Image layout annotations

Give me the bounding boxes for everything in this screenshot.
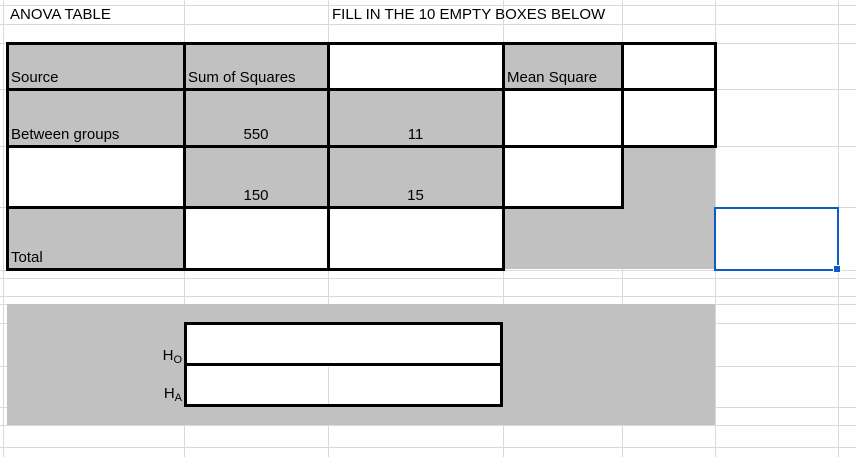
anova-cell-r1c1[interactable]: Source [7, 43, 184, 89]
anova-cell-r2c4[interactable] [503, 89, 622, 146]
anova-cell-r3c1[interactable] [7, 146, 184, 207]
h-null-subscript: O [173, 354, 182, 366]
anova-cell-r3c2[interactable]: 150 [184, 146, 328, 207]
table-border-segment [183, 42, 186, 271]
h-alt-answer-box[interactable] [187, 366, 500, 404]
gridline [0, 425, 856, 426]
anova-cell-r3c5[interactable] [622, 146, 715, 207]
gridline [328, 367, 329, 404]
table-border-segment [6, 88, 717, 91]
anova-cell-r4c5[interactable] [622, 207, 715, 269]
table-border-segment [714, 42, 717, 148]
h-null-base: H [163, 347, 174, 364]
anova-cell-r1c4[interactable]: Mean Square [503, 43, 622, 89]
sheet-title: ANOVA TABLE [10, 6, 111, 23]
instruction-text: FILL IN THE 10 EMPTY BOXES BELOW [332, 6, 605, 23]
anova-cell-r2c5[interactable] [622, 89, 715, 146]
anova-cell-r1c5[interactable] [622, 43, 715, 89]
table-border-segment [6, 42, 9, 271]
h-alt-label: HA [100, 385, 182, 407]
selected-cell[interactable] [714, 207, 839, 271]
anova-cell-r2c1[interactable]: Between groups [7, 89, 184, 146]
anova-cell-r2c3[interactable]: 11 [328, 89, 503, 146]
anova-cell-r4c4[interactable] [503, 207, 622, 269]
anova-cell-r4c1[interactable]: Total [7, 207, 184, 269]
anova-cell-r3c4[interactable] [503, 146, 622, 207]
gridline [0, 447, 856, 448]
gridline [0, 278, 856, 279]
spreadsheet-canvas: ANOVA TABLE FILL IN THE 10 EMPTY BOXES B… [0, 0, 856, 457]
h-alt-subscript: A [175, 392, 182, 404]
anova-cell-r1c3[interactable] [328, 43, 503, 89]
gridline [3, 0, 4, 457]
hypothesis-box-divider [184, 363, 503, 366]
table-border-segment [6, 42, 717, 45]
table-border-segment [502, 42, 505, 271]
table-border-segment [6, 145, 717, 148]
gridline [0, 296, 856, 297]
anova-cell-r4c2[interactable] [184, 207, 328, 269]
anova-cell-r3c3[interactable]: 15 [328, 146, 503, 207]
fill-handle[interactable] [833, 265, 841, 273]
table-border-segment [6, 268, 505, 271]
table-border-segment [6, 206, 624, 209]
table-border-segment [327, 42, 330, 271]
h-alt-base: H [164, 385, 175, 402]
table-border-segment [621, 42, 624, 209]
anova-cell-r4c3[interactable] [328, 207, 503, 269]
h-null-label: HO [100, 347, 182, 369]
anova-cell-r1c2[interactable]: Sum of Squares [184, 43, 328, 89]
gridline [0, 24, 856, 25]
anova-cell-r2c2[interactable]: 550 [184, 89, 328, 146]
h-null-answer-box[interactable] [187, 325, 500, 363]
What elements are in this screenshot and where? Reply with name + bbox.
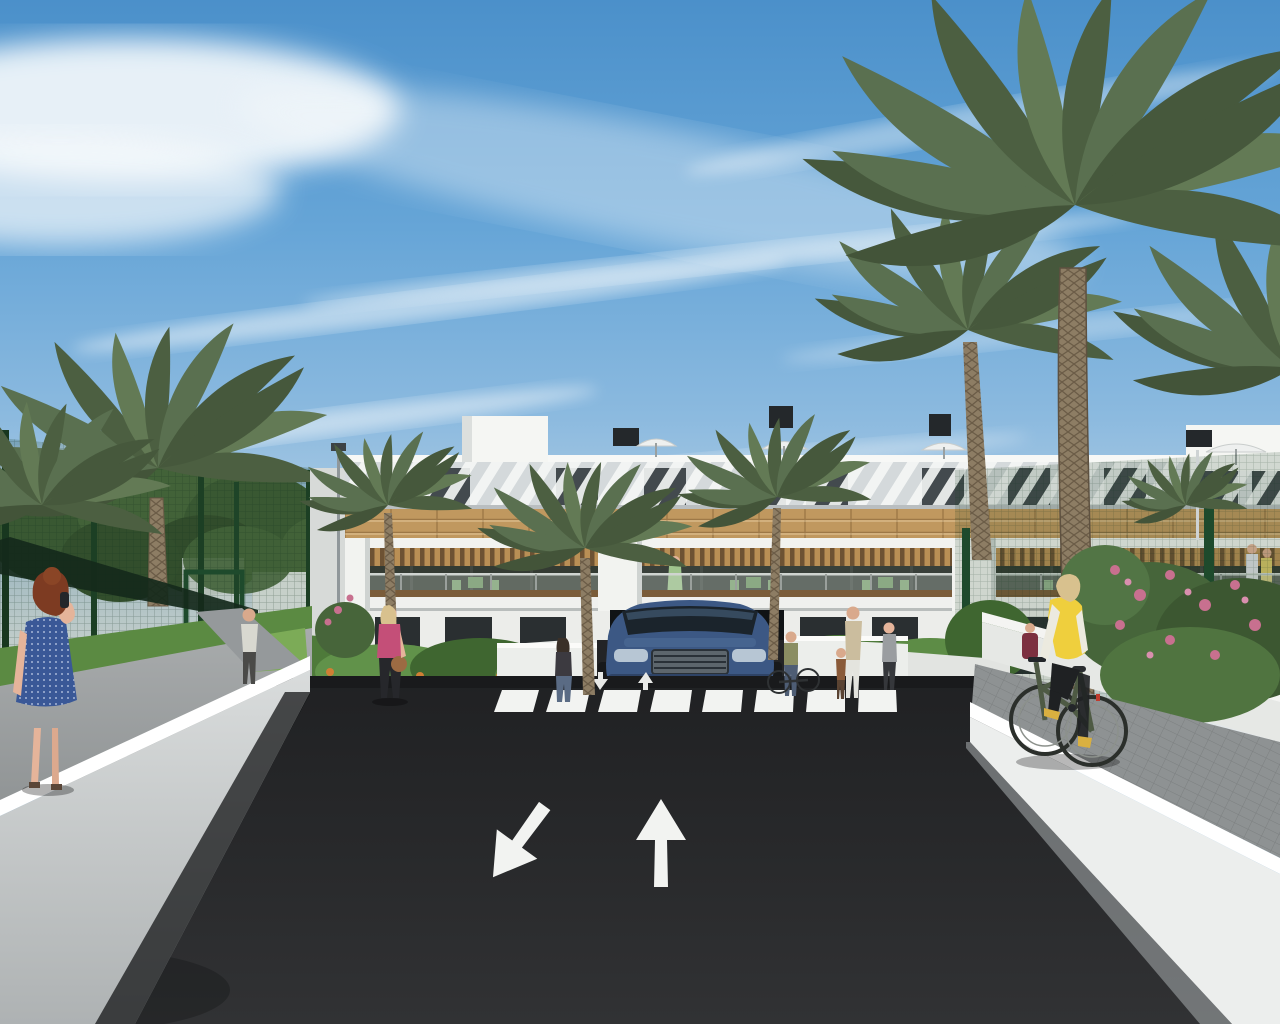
render-scene (0, 0, 1280, 1024)
architectural-render (0, 0, 1280, 1024)
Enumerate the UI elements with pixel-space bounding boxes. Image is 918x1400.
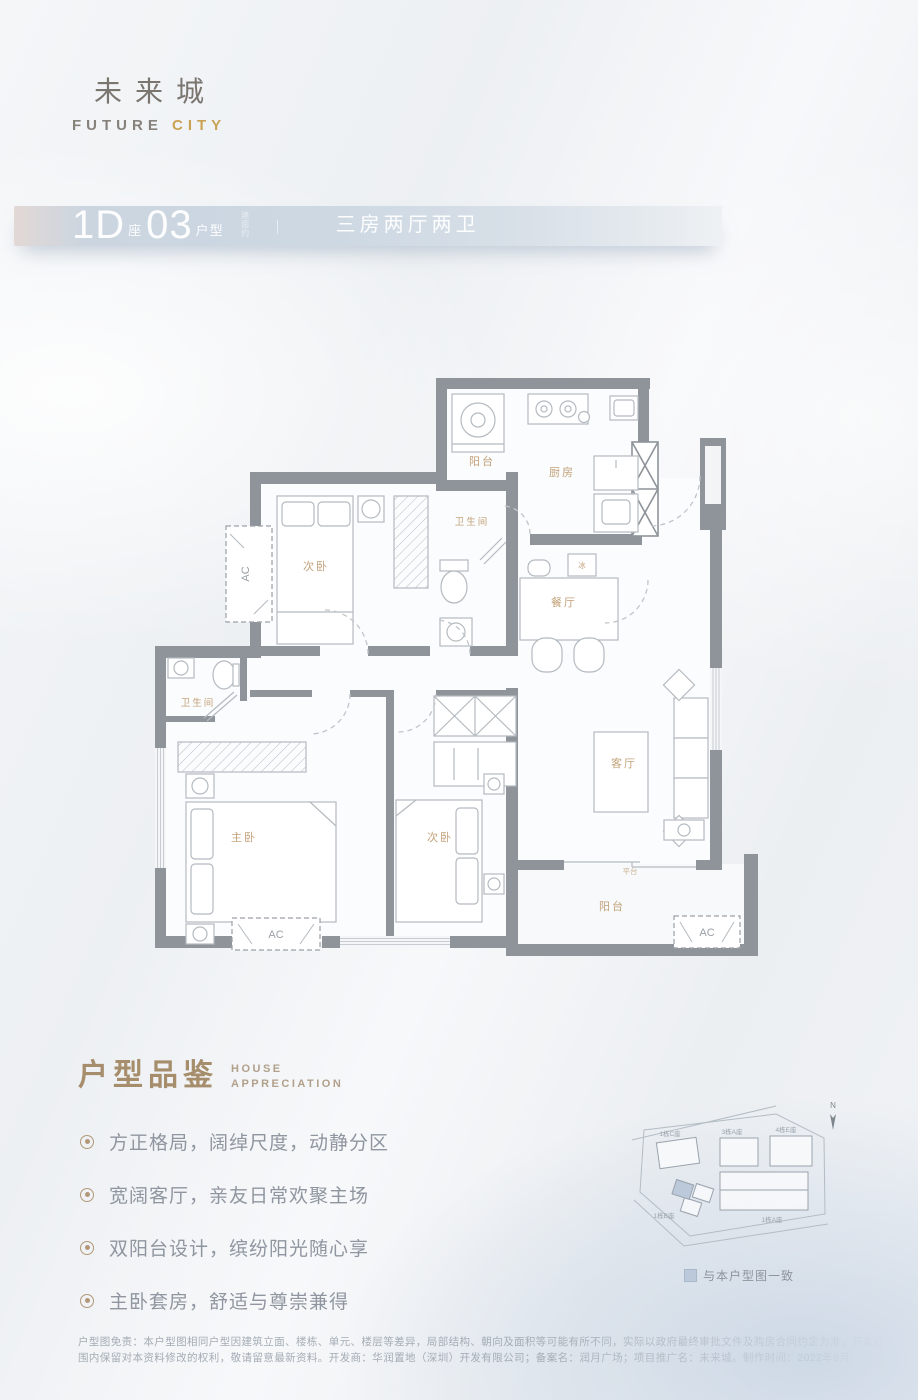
floorplan-drawing: 阳台 厨房 次卧 卫生间 餐厅 冰 卫生间 主卧 次卧 客厅 阳台 平台 AC … (140, 368, 772, 990)
feature-item: 宽阔客厅，亲友日常欢聚主场 (80, 1181, 498, 1208)
label-ac-left: AC (240, 566, 252, 581)
bullet-icon (80, 1135, 94, 1149)
disclaimer-line1: 户型图免责：本户型图相同户型因建筑立面、楼栋、单元、楼层等差异，局部结构、朝向及… (78, 1334, 916, 1350)
north-label: N (830, 1101, 836, 1110)
unit-suffix: 户型 (196, 220, 224, 239)
brochure-page: 未来城 FUTURE CITY 1D 座 03 户型 建面约 三房两厅两卫 (0, 0, 918, 1400)
feature-text: 主卧套房，舒适与尊崇兼得 (109, 1287, 349, 1314)
legend-swatch (684, 1269, 697, 1282)
label-balcony-top: 阳台 (469, 454, 495, 468)
bullet-icon (80, 1188, 94, 1202)
label-bathroom-left: 卫生间 (181, 697, 216, 709)
disclaimer: 户型图免责：本户型图相同户型因建筑立面、楼栋、单元、楼层等差异，局部结构、朝向及… (78, 1334, 916, 1366)
floorplan: 阳台 厨房 次卧 卫生间 餐厅 冰 卫生间 主卧 次卧 客厅 阳台 平台 AC … (140, 368, 772, 990)
label-bedroom-top: 次卧 (303, 559, 329, 573)
bullet-icon (80, 1294, 94, 1308)
band-divider (277, 220, 278, 234)
block-number: 1D (72, 208, 125, 242)
north-arrow-icon: N (830, 1101, 836, 1130)
brand-name-en-primary: FUTURE (72, 117, 172, 134)
appreciation-section: 户型品鉴 HOUSE APPRECIATION 方正格局，阔绰尺度，动静分区 宽… (78, 1050, 498, 1340)
unit-number: 03 (146, 208, 193, 242)
label-balcony-bottom: 阳台 (599, 899, 625, 913)
brand-name-en-accent: CITY (172, 117, 226, 134)
feature-text: 方正格局，阔绰尺度，动静分区 (109, 1128, 389, 1155)
building-label: 4栋E座 (776, 1125, 797, 1134)
bullet-icon (80, 1241, 94, 1255)
appreciation-title-cn: 户型品鉴 (78, 1050, 218, 1094)
label-ac-bottom-right: AC (699, 927, 714, 939)
building-label: 1栋C座 (659, 1129, 681, 1138)
feature-text: 双阳台设计，缤纷阳光随心享 (109, 1234, 369, 1261)
building-label: 1栋A座 (762, 1215, 783, 1224)
brand-name-en: FUTURE CITY (72, 117, 226, 134)
feature-item: 方正格局，阔绰尺度，动静分区 (80, 1128, 498, 1155)
feature-item: 主卧套房，舒适与尊崇兼得 (80, 1287, 498, 1314)
building-label: 3栋A座 (722, 1127, 743, 1136)
site-map: 1栋C座 3栋A座 4栋E座 1栋B座 1栋A座 N 与本户型图一致 (628, 1096, 843, 1284)
highlighted-building (672, 1180, 694, 1200)
brand-logo: 未来城 FUTURE CITY (72, 70, 226, 134)
label-fridge: 冰 (578, 560, 586, 570)
block-suffix: 座 (128, 220, 142, 239)
feature-text: 宽阔客厅，亲友日常欢聚主场 (109, 1181, 369, 1208)
feature-list: 方正格局，阔绰尺度，动静分区 宽阔客厅，亲友日常欢聚主场 双阳台设计，缤纷阳光随… (80, 1128, 498, 1314)
layout-summary: 三房两厅两卫 (336, 208, 480, 242)
site-buildings (656, 1136, 812, 1216)
label-living: 客厅 (611, 756, 637, 770)
appreciation-heading: 户型品鉴 HOUSE APPRECIATION (78, 1050, 498, 1094)
label-platform: 平台 (623, 866, 638, 876)
label-dining: 餐厅 (551, 595, 577, 609)
label-master-bedroom: 主卧 (231, 831, 257, 844)
disclaimer-line2: 围内保留对本资料修改的权利，敬请留意最新资料。开发商：华润置地（深圳）开发有限公… (78, 1350, 916, 1366)
brand-name-cn: 未来城 (94, 70, 226, 110)
appreciation-title-en-line1: HOUSE (231, 1063, 283, 1075)
area-note: 建面约 (240, 211, 251, 238)
site-map-drawing: 1栋C座 3栋A座 4栋E座 1栋B座 1栋A座 N (628, 1096, 843, 1254)
label-bathroom-top: 卫生间 (455, 516, 490, 528)
label-ac-bottom-left: AC (268, 929, 283, 941)
site-map-legend: 与本户型图一致 (684, 1267, 843, 1284)
feature-item: 双阳台设计，缤纷阳光随心享 (80, 1234, 498, 1261)
label-kitchen: 厨房 (549, 466, 575, 479)
legend-text: 与本户型图一致 (703, 1267, 794, 1284)
appreciation-title-en-line2: APPRECIATION (231, 1078, 343, 1090)
right-column-window (705, 446, 721, 504)
label-bedroom-bottom: 次卧 (427, 830, 453, 844)
appreciation-title-en: HOUSE APPRECIATION (231, 1062, 343, 1094)
building-label: 1栋B座 (654, 1211, 675, 1220)
unit-title-band: 1D 座 03 户型 建面约 三房两厅两卫 (14, 206, 722, 246)
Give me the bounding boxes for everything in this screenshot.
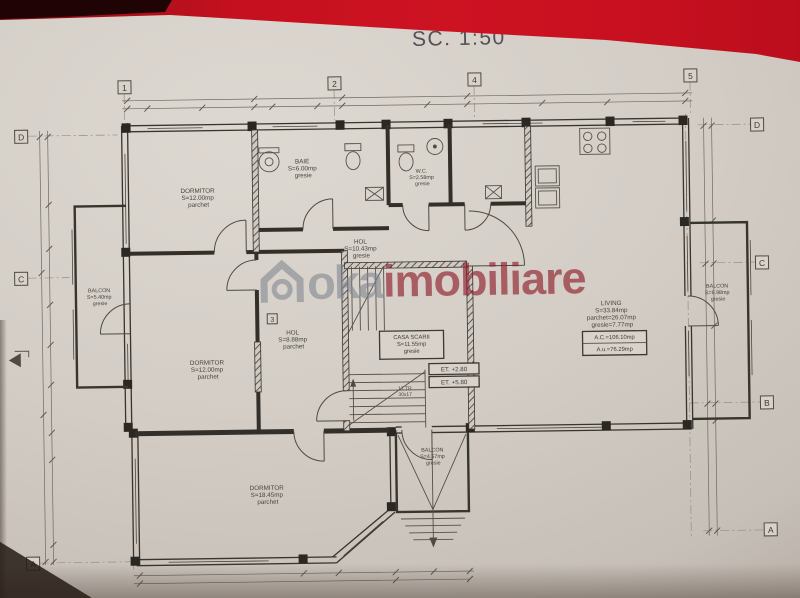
grid-bubble-B-right: B bbox=[760, 396, 773, 409]
room-label-balcon-left: BALCON S=5.40mp gresie bbox=[87, 288, 113, 307]
toilet-icon bbox=[398, 145, 414, 171]
toilet-icon bbox=[345, 144, 361, 170]
hatched-wall bbox=[255, 342, 262, 392]
room-label-wc: W.C. S=2.58mp gresie bbox=[409, 168, 435, 187]
svg-text:4: 4 bbox=[472, 75, 477, 85]
svg-text:2: 2 bbox=[332, 79, 337, 89]
ventilation-shaft-icon bbox=[485, 186, 501, 199]
svg-text:3: 3 bbox=[270, 317, 274, 324]
watermark-suffix: imobiliare bbox=[383, 255, 586, 304]
hatched-wall bbox=[525, 126, 532, 226]
steps-arrow bbox=[429, 538, 437, 548]
svg-text:CASA SCARII: CASA SCARII bbox=[393, 335, 430, 342]
svg-text:A.u.=76.29mp: A.u.=76.29mp bbox=[597, 347, 633, 354]
room-label-balcon-right: BALCON S=6.98mp gresie bbox=[705, 283, 731, 302]
watermark: oka imobiliare bbox=[256, 253, 586, 307]
level-box-et2: ET. +5.80 bbox=[429, 376, 479, 388]
balconies bbox=[72, 197, 755, 552]
grid-bubble-C-right: C bbox=[755, 256, 768, 269]
hatched-wall bbox=[252, 130, 260, 252]
grid-bubble-D-right: D bbox=[750, 118, 763, 131]
stove-icon bbox=[580, 128, 610, 154]
svg-text:A.C.=106.10mp: A.C.=106.10mp bbox=[594, 335, 635, 342]
level-box-et1: ET. +2.80 bbox=[429, 363, 479, 375]
ventilation-shaft-icon bbox=[365, 187, 383, 200]
section-marker bbox=[9, 351, 29, 367]
svg-text:gresie: gresie bbox=[404, 349, 420, 355]
kitchen-sink-icon bbox=[535, 166, 560, 208]
svg-text:D: D bbox=[754, 120, 760, 130]
room-label-hol-2: HOL S=8.88mp parchet bbox=[278, 329, 309, 350]
grid-bubble-1: 1 bbox=[118, 81, 131, 94]
photo-bottom-shadow bbox=[0, 564, 800, 598]
svg-text:C: C bbox=[759, 258, 765, 268]
svg-text:A: A bbox=[768, 525, 774, 535]
grid-bubble-D-left: D bbox=[15, 130, 28, 143]
room-label-baie: BAIE S=6.00mp gresie bbox=[288, 158, 319, 179]
grid-bubble-A-right: A bbox=[764, 523, 777, 536]
room-label-dormitor-1: DORMITOR S=12.00mp parchet bbox=[180, 188, 216, 209]
room-label-balcon-bottom: BALCON S=4.57mp gresie bbox=[420, 447, 446, 466]
sink-icon bbox=[427, 138, 443, 154]
svg-text:5: 5 bbox=[688, 71, 693, 81]
svg-text:C: C bbox=[18, 274, 24, 284]
stair-note: 17 TR 30x17 bbox=[398, 386, 412, 398]
grid-bubble-3: 3 bbox=[267, 314, 277, 324]
room-label-dormitor-3: DORMITOR S=18.45mp parchet bbox=[250, 485, 286, 506]
washing-machine-icon bbox=[259, 148, 279, 172]
svg-text:ET. +5.80: ET. +5.80 bbox=[441, 379, 468, 386]
stairwell-label-box: CASA SCARII S=11.55mp gresie bbox=[379, 330, 443, 359]
watermark-brand: oka bbox=[307, 257, 383, 305]
area-summary-box: A.C.=106.10mp A.u.=76.29mp bbox=[582, 331, 646, 356]
grid-bubble-2: 2 bbox=[328, 77, 341, 90]
svg-text:D: D bbox=[18, 132, 24, 142]
hatched-wall bbox=[344, 421, 350, 431]
grid-bubble-4: 4 bbox=[468, 73, 481, 86]
svg-text:30x17: 30x17 bbox=[398, 392, 412, 398]
grid-bubble-C-left: C bbox=[15, 272, 28, 285]
svg-text:ET. +2.80: ET. +2.80 bbox=[441, 366, 468, 373]
svg-text:1: 1 bbox=[122, 83, 127, 93]
room-label-living: LIVING S=33.84mp parchet=26.07mp gresie=… bbox=[587, 300, 638, 329]
grid-bubbles: 1 2 4 5 3 D C A D C B A bbox=[12, 68, 778, 571]
room-label-dormitor-2: DORMITOR S=12.00mp parchet bbox=[190, 359, 226, 380]
grid-bubble-5: 5 bbox=[684, 69, 697, 82]
photo-of-floor-plan: 1 2 4 5 3 D C A D C B A DORMITO bbox=[0, 0, 800, 598]
svg-text:B: B bbox=[764, 398, 770, 408]
photo-edge-shadow bbox=[0, 320, 7, 598]
svg-text:S=11.55mp: S=11.55mp bbox=[397, 342, 426, 348]
house-icon bbox=[256, 258, 309, 307]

• [What you will do]: Copy out, unchanged, the lines from the one containing "grid-bubble-B-right: B bbox=[760, 396, 773, 409]" through the one containing "hatched-wall bbox=[255, 342, 262, 392]", including both of those lines.

• [Result of this exercise]:
grid-bubble-B-right: B bbox=[760, 396, 773, 409]
room-label-balcon-left: BALCON S=5.40mp gresie bbox=[87, 288, 113, 307]
toilet-icon bbox=[398, 145, 414, 171]
toilet-icon bbox=[345, 144, 361, 170]
hatched-wall bbox=[255, 342, 262, 392]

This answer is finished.